>> Start

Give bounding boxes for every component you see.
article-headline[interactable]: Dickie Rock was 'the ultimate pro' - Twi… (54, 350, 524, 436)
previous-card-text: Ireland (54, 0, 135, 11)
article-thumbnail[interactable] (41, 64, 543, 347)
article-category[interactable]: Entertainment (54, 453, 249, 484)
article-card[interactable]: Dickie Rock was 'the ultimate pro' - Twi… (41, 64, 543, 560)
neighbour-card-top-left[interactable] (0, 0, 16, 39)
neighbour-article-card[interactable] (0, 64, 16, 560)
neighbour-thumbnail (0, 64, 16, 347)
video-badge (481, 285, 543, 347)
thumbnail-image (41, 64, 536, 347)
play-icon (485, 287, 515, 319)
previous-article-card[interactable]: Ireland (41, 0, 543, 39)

>> End

# TASK BRIEF
Rewrite the material above with every occurrence of "neighbour" changed to "neighbor". Leave all other text the same.

# RESULT OF THE TASK
Give bounding boxes for every component you see.
article-headline[interactable]: Dickie Rock was 'the ultimate pro' - Twi… (54, 350, 524, 436)
previous-card-text: Ireland (54, 0, 135, 11)
article-thumbnail[interactable] (41, 64, 543, 347)
article-category[interactable]: Entertainment (54, 453, 249, 484)
article-card[interactable]: Dickie Rock was 'the ultimate pro' - Twi… (41, 64, 543, 560)
neighbor-card-top-left[interactable] (0, 0, 16, 39)
neighbor-article-card[interactable] (0, 64, 16, 560)
neighbor-thumbnail (0, 64, 16, 347)
video-badge (481, 285, 543, 347)
thumbnail-image (41, 64, 536, 347)
play-icon (485, 287, 515, 319)
previous-article-card[interactable]: Ireland (41, 0, 543, 39)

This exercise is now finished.